+++ DATA IN THIS EXERCISE +++
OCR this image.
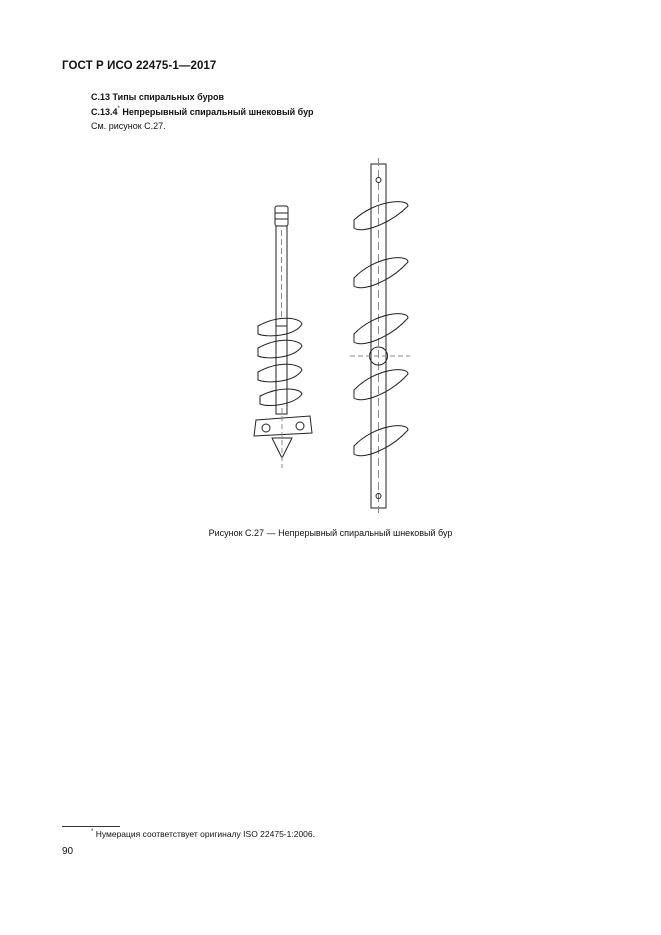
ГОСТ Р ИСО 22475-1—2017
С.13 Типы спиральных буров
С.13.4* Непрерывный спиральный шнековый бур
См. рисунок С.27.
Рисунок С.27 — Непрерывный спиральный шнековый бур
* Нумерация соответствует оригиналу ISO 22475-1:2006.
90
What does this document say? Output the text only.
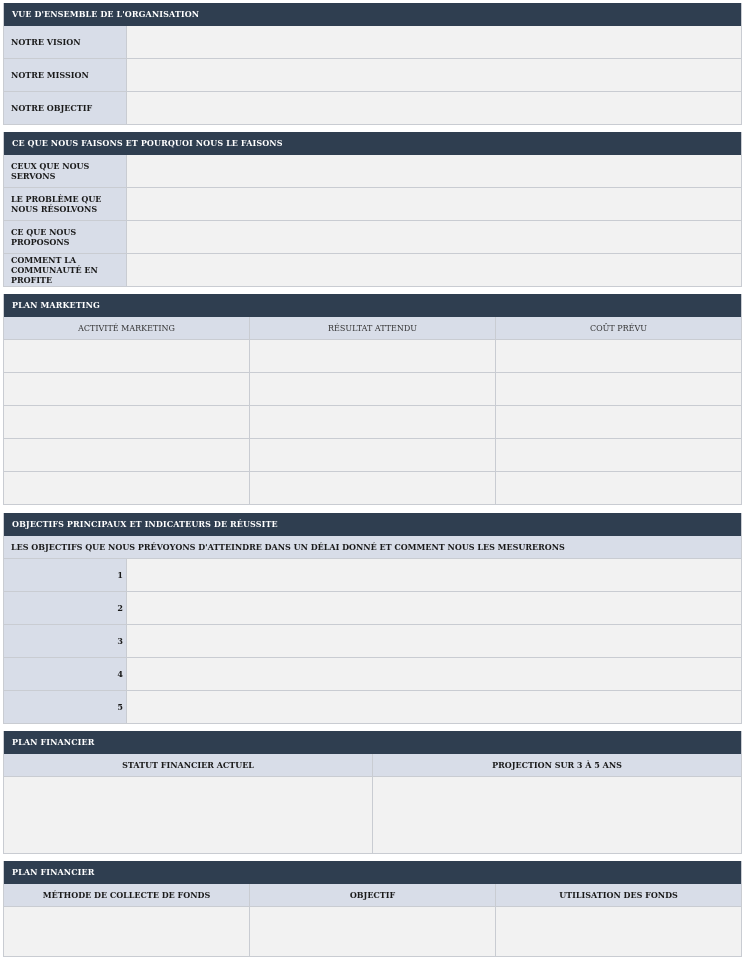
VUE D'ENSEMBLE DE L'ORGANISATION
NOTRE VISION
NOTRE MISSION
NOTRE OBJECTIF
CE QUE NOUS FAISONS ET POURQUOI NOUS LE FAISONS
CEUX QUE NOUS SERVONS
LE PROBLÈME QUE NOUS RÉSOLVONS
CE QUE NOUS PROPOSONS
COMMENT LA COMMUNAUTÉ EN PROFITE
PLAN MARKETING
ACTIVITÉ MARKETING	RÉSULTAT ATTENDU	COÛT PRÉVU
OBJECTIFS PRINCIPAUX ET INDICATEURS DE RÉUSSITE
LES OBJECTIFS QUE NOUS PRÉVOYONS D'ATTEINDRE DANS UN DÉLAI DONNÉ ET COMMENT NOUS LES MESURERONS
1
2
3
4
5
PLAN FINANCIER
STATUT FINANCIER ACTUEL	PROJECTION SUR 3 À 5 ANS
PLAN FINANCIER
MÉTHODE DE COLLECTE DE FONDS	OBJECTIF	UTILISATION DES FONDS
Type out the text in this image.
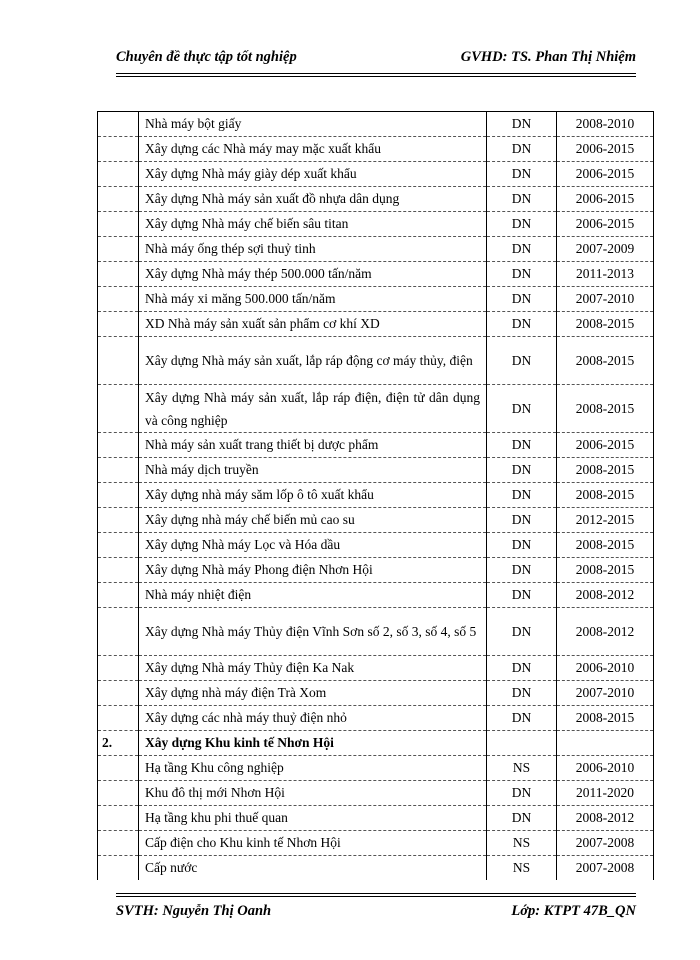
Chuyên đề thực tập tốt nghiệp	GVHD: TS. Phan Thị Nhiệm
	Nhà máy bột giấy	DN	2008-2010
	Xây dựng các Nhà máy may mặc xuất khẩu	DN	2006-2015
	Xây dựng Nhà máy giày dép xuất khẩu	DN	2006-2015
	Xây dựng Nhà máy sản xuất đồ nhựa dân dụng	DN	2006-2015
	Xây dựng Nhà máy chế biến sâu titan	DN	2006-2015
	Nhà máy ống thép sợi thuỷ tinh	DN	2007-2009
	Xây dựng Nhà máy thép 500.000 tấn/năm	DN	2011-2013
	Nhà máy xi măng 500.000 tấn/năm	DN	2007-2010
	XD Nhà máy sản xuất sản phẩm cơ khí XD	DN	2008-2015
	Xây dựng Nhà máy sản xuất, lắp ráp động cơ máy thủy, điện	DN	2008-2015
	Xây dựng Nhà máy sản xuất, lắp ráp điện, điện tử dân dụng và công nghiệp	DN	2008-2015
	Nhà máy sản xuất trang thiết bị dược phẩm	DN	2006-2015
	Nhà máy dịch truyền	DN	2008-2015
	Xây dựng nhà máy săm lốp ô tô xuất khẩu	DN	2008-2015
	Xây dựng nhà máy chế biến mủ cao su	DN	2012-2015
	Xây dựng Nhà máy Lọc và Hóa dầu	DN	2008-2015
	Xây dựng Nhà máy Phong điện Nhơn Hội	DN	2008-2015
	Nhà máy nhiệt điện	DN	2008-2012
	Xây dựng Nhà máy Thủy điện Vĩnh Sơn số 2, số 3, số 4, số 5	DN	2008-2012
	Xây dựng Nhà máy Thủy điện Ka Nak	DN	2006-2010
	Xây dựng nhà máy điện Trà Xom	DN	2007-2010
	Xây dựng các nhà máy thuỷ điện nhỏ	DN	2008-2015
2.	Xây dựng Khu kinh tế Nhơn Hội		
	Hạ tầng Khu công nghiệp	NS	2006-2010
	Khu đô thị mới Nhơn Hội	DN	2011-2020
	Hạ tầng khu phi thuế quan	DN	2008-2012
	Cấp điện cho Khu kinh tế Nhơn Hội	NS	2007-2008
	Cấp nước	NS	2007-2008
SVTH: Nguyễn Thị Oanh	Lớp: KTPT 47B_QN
+++
+++ DATA IN THIS EXERCISE +++
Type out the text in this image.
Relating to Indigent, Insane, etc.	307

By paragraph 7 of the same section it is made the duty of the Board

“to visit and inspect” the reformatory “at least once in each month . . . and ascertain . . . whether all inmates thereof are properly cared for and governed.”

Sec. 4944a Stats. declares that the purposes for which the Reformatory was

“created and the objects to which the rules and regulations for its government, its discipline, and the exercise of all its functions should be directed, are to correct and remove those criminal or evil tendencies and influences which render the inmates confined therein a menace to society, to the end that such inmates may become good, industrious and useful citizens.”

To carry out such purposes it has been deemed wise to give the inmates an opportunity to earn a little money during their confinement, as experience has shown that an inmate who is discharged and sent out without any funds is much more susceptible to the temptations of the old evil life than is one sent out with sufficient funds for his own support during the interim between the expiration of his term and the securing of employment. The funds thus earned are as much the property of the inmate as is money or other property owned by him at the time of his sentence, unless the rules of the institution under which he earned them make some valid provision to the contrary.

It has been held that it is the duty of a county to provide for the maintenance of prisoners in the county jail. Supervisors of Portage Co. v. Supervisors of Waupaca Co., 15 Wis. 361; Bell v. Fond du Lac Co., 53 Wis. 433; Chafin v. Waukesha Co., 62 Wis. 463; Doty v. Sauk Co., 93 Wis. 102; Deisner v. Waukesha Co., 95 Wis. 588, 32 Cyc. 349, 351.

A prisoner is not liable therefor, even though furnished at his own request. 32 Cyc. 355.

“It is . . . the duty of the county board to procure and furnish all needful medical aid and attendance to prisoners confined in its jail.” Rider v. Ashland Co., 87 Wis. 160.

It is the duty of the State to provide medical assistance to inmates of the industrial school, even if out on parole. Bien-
+++
* [WHAT IS BEING ASKED] Of all the lines above, how many contain the word "jail"? Give the number and nothing else.

* [OUTPUT BELOW] 2